To do:
Print the entries below in their entirety, exactly as they are written.

Given entries:
[Begin]

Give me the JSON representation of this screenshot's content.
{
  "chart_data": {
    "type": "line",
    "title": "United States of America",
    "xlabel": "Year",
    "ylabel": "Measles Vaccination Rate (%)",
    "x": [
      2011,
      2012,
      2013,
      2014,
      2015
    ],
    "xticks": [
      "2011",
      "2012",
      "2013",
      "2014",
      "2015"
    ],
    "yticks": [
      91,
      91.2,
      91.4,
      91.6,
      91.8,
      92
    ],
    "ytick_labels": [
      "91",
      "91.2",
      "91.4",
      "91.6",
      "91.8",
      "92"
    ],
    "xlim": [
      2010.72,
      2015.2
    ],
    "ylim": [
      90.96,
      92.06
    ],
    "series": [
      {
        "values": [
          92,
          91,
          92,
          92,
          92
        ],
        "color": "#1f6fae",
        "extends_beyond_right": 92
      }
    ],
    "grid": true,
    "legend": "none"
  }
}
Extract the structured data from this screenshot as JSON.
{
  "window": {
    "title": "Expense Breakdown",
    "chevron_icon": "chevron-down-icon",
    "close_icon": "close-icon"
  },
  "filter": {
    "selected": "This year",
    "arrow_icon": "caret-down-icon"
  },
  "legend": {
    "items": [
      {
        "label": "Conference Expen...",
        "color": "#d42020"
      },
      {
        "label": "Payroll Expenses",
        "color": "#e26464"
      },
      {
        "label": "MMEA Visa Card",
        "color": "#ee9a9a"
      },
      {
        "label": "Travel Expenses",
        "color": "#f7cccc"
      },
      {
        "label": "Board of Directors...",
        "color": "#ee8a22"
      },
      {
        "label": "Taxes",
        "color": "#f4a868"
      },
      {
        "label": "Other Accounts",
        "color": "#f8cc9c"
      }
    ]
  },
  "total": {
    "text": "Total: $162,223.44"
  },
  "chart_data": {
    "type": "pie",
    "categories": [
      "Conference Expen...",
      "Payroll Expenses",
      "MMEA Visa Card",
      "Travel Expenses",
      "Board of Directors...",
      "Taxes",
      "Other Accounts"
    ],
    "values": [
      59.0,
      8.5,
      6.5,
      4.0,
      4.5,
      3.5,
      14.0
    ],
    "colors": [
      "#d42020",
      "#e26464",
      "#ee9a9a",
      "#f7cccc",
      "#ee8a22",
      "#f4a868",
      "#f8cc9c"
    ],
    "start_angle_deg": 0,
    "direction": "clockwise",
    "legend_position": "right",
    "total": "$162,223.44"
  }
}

[End]

The solution:
Give me the JSON representation of this screenshot's content.
{
  "chart_data": {
    "type": "line",
    "title": "United States of America",
    "xlabel": "Year",
    "ylabel": "Measles Vaccination Rate (%)",
    "x": [
      2011,
      2012,
      2013,
      2014,
      2015
    ],
    "xticks": [
      "2011",
      "2012",
      "2013",
      "2014",
      "2015"
    ],
    "yticks": [
      91,
      91.2,
      91.4,
      91.6,
      91.8,
      92
    ],
    "ytick_labels": [
      "91",
      "91.2",
      "91.4",
      "91.6",
      "91.8",
      "92"
    ],
    "xlim": [
      2010.72,
      2015.2
    ],
    "ylim": [
      90.96,
      92.06
    ],
    "series": [
      {
        "values": [
          92,
          91,
          92,
          92,
          92
        ],
        "color": "#1f6fae",
        "extends_beyond_right": 92
      }
    ],
    "grid": true,
    "legend": "none"
  }
}
Extract the structured data from this screenshot as JSON.
{
  "window": {
    "title": "Expense Breakdown",
    "chevron_icon": "chevron-down-icon",
    "close_icon": "close-icon"
  },
  "filter": {
    "selected": "This year",
    "arrow_icon": "caret-down-icon"
  },
  "legend": {
    "items": [
      {
        "label": "Conference Expen...",
        "color": "#d42020"
      },
      {
        "label": "Payroll Expenses",
        "color": "#e26464"
      },
      {
        "label": "MMEA Visa Card",
        "color": "#ee9a9a"
      },
      {
        "label": "Travel Expenses",
        "color": "#f7cccc"
      },
      {
        "label": "Board of Directors...",
        "color": "#ee8a22"
      },
      {
        "label": "Taxes",
        "color": "#f4a868"
      },
      {
        "label": "Other Accounts",
        "color": "#f8cc9c"
      }
    ]
  },
  "total": {
    "text": "Total: $162,223.44"
  },
  "chart_data": {
    "type": "pie",
    "categories": [
      "Conference Expen...",
      "Payroll Expenses",
      "MMEA Visa Card",
      "Travel Expenses",
      "Board of Directors...",
      "Taxes",
      "Other Accounts"
    ],
    "values": [
      59.0,
      8.5,
      6.5,
      4.0,
      4.5,
      3.5,
      14.0
    ],
    "colors": [
      "#d42020",
      "#e26464",
      "#ee9a9a",
      "#f7cccc",
      "#ee8a22",
      "#f4a868",
      "#f8cc9c"
    ],
    "start_angle_deg": 0,
    "direction": "clockwise",
    "legend_position": "right",
    "total": "$162,223.44"
  }
}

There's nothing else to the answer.